◆ **Stated task**: Copy the lines that follow, keeping every character the same.

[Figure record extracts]
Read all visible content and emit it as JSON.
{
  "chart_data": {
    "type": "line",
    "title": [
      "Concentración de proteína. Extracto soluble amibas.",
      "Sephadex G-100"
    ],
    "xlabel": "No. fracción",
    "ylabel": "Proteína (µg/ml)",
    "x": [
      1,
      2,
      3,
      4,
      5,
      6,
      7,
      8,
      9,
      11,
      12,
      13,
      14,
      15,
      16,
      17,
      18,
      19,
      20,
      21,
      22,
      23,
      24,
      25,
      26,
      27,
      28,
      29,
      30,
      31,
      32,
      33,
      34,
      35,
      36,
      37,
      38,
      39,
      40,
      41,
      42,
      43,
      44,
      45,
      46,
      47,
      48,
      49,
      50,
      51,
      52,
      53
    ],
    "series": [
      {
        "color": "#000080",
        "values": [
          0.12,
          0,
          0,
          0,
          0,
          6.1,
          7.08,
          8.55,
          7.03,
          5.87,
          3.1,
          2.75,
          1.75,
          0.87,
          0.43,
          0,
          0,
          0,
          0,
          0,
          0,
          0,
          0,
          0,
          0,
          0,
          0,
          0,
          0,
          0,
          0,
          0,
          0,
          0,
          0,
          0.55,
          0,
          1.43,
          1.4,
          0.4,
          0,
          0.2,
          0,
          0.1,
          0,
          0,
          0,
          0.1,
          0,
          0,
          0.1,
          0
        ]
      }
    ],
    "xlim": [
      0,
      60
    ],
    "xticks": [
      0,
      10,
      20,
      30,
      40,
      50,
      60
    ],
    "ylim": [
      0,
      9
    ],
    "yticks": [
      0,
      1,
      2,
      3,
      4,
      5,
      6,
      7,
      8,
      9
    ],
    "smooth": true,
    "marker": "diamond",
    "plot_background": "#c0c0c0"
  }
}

◆ **Task answer**:
Read all visible content and emit it as JSON.
{
  "chart_data": {
    "type": "line",
    "title": [
      "Concentración de proteína. Extracto soluble amibas.",
      "Sephadex G-100"
    ],
    "xlabel": "No. fracción",
    "ylabel": "Proteína (µg/ml)",
    "x": [
      1,
      2,
      3,
      4,
      5,
      6,
      7,
      8,
      9,
      11,
      12,
      13,
      14,
      15,
      16,
      17,
      18,
      19,
      20,
      21,
      22,
      23,
      24,
      25,
      26,
      27,
      28,
      29,
      30,
      31,
      32,
      33,
      34,
      35,
      36,
      37,
      38,
      39,
      40,
      41,
      42,
      43,
      44,
      45,
      46,
      47,
      48,
      49,
      50,
      51,
      52,
      53
    ],
    "series": [
      {
        "color": "#000080",
        "values": [
          0.12,
          0,
          0,
          0,
          0,
          6.1,
          7.08,
          8.55,
          7.03,
          5.87,
          3.1,
          2.75,
          1.75,
          0.87,
          0.43,
          0,
          0,
          0,
          0,
          0,
          0,
          0,
          0,
          0,
          0,
          0,
          0,
          0,
          0,
          0,
          0,
          0,
          0,
          0,
          0,
          0.55,
          0,
          1.43,
          1.4,
          0.4,
          0,
          0.2,
          0,
          0.1,
          0,
          0,
          0,
          0.1,
          0,
          0,
          0.1,
          0
        ]
      }
    ],
    "xlim": [
      0,
      60
    ],
    "xticks": [
      0,
      10,
      20,
      30,
      40,
      50,
      60
    ],
    "ylim": [
      0,
      9
    ],
    "yticks": [
      0,
      1,
      2,
      3,
      4,
      5,
      6,
      7,
      8,
      9
    ],
    "smooth": true,
    "marker": "diamond",
    "plot_background": "#c0c0c0"
  }
}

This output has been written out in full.